Set exercise: Return the complete listing that follows, with each line reproduced exactly.
>> Begin Extracted material
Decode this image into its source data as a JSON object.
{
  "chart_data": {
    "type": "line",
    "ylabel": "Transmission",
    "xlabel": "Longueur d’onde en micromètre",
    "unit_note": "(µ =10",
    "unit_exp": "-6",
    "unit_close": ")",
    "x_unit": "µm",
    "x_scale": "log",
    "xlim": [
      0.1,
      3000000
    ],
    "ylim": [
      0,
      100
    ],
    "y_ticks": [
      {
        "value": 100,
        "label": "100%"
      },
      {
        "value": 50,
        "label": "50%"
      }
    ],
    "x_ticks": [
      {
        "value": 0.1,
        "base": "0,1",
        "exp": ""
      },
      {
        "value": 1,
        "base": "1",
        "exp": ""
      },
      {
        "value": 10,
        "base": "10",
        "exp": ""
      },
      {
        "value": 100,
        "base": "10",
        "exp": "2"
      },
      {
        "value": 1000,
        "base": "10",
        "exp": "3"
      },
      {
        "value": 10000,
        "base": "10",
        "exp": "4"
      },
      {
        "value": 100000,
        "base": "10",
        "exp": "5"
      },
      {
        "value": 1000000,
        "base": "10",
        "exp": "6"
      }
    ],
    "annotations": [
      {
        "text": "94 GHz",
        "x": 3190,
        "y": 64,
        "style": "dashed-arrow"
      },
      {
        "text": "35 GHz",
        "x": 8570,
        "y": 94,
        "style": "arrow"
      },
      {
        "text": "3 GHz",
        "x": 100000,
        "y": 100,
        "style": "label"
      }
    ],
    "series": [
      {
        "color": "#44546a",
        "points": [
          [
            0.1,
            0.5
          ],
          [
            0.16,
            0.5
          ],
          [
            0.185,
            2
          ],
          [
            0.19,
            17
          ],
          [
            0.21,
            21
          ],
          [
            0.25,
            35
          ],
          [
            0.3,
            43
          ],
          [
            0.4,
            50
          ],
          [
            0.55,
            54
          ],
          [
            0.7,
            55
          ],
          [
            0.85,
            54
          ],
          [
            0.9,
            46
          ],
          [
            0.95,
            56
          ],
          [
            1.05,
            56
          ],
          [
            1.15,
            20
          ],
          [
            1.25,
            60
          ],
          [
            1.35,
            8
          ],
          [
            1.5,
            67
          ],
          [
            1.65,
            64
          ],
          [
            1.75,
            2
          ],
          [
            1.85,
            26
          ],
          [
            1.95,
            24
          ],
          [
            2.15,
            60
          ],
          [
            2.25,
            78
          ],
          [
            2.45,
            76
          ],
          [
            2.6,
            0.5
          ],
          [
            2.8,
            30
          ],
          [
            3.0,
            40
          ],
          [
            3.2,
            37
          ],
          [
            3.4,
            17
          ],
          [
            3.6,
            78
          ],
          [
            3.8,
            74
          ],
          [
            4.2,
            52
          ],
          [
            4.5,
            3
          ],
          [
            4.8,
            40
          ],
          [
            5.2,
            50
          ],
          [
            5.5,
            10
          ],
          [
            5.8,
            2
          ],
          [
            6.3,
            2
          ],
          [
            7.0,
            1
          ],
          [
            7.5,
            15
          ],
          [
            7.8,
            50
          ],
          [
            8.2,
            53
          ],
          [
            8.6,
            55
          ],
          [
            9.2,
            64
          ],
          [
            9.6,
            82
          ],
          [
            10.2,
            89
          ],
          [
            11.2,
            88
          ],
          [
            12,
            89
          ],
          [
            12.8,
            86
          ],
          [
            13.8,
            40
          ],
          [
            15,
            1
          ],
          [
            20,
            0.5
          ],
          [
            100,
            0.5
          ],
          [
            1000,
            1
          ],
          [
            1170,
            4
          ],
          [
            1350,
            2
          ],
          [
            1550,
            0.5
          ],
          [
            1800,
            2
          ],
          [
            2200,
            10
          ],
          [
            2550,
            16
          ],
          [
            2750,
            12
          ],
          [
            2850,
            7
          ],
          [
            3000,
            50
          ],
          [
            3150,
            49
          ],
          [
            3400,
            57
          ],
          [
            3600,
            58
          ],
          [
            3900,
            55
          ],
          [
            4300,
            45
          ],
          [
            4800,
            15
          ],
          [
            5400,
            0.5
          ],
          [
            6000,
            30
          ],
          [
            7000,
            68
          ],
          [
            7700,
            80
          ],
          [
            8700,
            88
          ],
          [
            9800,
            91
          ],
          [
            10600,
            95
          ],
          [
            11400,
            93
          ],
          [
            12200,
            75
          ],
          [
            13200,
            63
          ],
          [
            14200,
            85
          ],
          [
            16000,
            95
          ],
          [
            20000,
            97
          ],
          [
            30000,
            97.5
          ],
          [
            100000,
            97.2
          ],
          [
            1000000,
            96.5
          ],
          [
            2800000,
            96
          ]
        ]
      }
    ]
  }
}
>> End Extracted material
Written solution:
Decode this image into its source data as a JSON object.
{
  "chart_data": {
    "type": "line",
    "ylabel": "Transmission",
    "xlabel": "Longueur d’onde en micromètre",
    "unit_note": "(µ =10",
    "unit_exp": "-6",
    "unit_close": ")",
    "x_unit": "µm",
    "x_scale": "log",
    "xlim": [
      0.1,
      3000000
    ],
    "ylim": [
      0,
      100
    ],
    "y_ticks": [
      {
        "value": 100,
        "label": "100%"
      },
      {
        "value": 50,
        "label": "50%"
      }
    ],
    "x_ticks": [
      {
        "value": 0.1,
        "base": "0,1",
        "exp": ""
      },
      {
        "value": 1,
        "base": "1",
        "exp": ""
      },
      {
        "value": 10,
        "base": "10",
        "exp": ""
      },
      {
        "value": 100,
        "base": "10",
        "exp": "2"
      },
      {
        "value": 1000,
        "base": "10",
        "exp": "3"
      },
      {
        "value": 10000,
        "base": "10",
        "exp": "4"
      },
      {
        "value": 100000,
        "base": "10",
        "exp": "5"
      },
      {
        "value": 1000000,
        "base": "10",
        "exp": "6"
      }
    ],
    "annotations": [
      {
        "text": "94 GHz",
        "x": 3190,
        "y": 64,
        "style": "dashed-arrow"
      },
      {
        "text": "35 GHz",
        "x": 8570,
        "y": 94,
        "style": "arrow"
      },
      {
        "text": "3 GHz",
        "x": 100000,
        "y": 100,
        "style": "label"
      }
    ],
    "series": [
      {
        "color": "#44546a",
        "points": [
          [
            0.1,
            0.5
          ],
          [
            0.16,
            0.5
          ],
          [
            0.185,
            2
          ],
          [
            0.19,
            17
          ],
          [
            0.21,
            21
          ],
          [
            0.25,
            35
          ],
          [
            0.3,
            43
          ],
          [
            0.4,
            50
          ],
          [
            0.55,
            54
          ],
          [
            0.7,
            55
          ],
          [
            0.85,
            54
          ],
          [
            0.9,
            46
          ],
          [
            0.95,
            56
          ],
          [
            1.05,
            56
          ],
          [
            1.15,
            20
          ],
          [
            1.25,
            60
          ],
          [
            1.35,
            8
          ],
          [
            1.5,
            67
          ],
          [
            1.65,
            64
          ],
          [
            1.75,
            2
          ],
          [
            1.85,
            26
          ],
          [
            1.95,
            24
          ],
          [
            2.15,
            60
          ],
          [
            2.25,
            78
          ],
          [
            2.45,
            76
          ],
          [
            2.6,
            0.5
          ],
          [
            2.8,
            30
          ],
          [
            3.0,
            40
          ],
          [
            3.2,
            37
          ],
          [
            3.4,
            17
          ],
          [
            3.6,
            78
          ],
          [
            3.8,
            74
          ],
          [
            4.2,
            52
          ],
          [
            4.5,
            3
          ],
          [
            4.8,
            40
          ],
          [
            5.2,
            50
          ],
          [
            5.5,
            10
          ],
          [
            5.8,
            2
          ],
          [
            6.3,
            2
          ],
          [
            7.0,
            1
          ],
          [
            7.5,
            15
          ],
          [
            7.8,
            50
          ],
          [
            8.2,
            53
          ],
          [
            8.6,
            55
          ],
          [
            9.2,
            64
          ],
          [
            9.6,
            82
          ],
          [
            10.2,
            89
          ],
          [
            11.2,
            88
          ],
          [
            12,
            89
          ],
          [
            12.8,
            86
          ],
          [
            13.8,
            40
          ],
          [
            15,
            1
          ],
          [
            20,
            0.5
          ],
          [
            100,
            0.5
          ],
          [
            1000,
            1
          ],
          [
            1170,
            4
          ],
          [
            1350,
            2
          ],
          [
            1550,
            0.5
          ],
          [
            1800,
            2
          ],
          [
            2200,
            10
          ],
          [
            2550,
            16
          ],
          [
            2750,
            12
          ],
          [
            2850,
            7
          ],
          [
            3000,
            50
          ],
          [
            3150,
            49
          ],
          [
            3400,
            57
          ],
          [
            3600,
            58
          ],
          [
            3900,
            55
          ],
          [
            4300,
            45
          ],
          [
            4800,
            15
          ],
          [
            5400,
            0.5
          ],
          [
            6000,
            30
          ],
          [
            7000,
            68
          ],
          [
            7700,
            80
          ],
          [
            8700,
            88
          ],
          [
            9800,
            91
          ],
          [
            10600,
            95
          ],
          [
            11400,
            93
          ],
          [
            12200,
            75
          ],
          [
            13200,
            63
          ],
          [
            14200,
            85
          ],
          [
            16000,
            95
          ],
          [
            20000,
            97
          ],
          [
            30000,
            97.5
          ],
          [
            100000,
            97.2
          ],
          [
            1000000,
            96.5
          ],
          [
            2800000,
            96
          ]
        ]
      }
    ]
  }
}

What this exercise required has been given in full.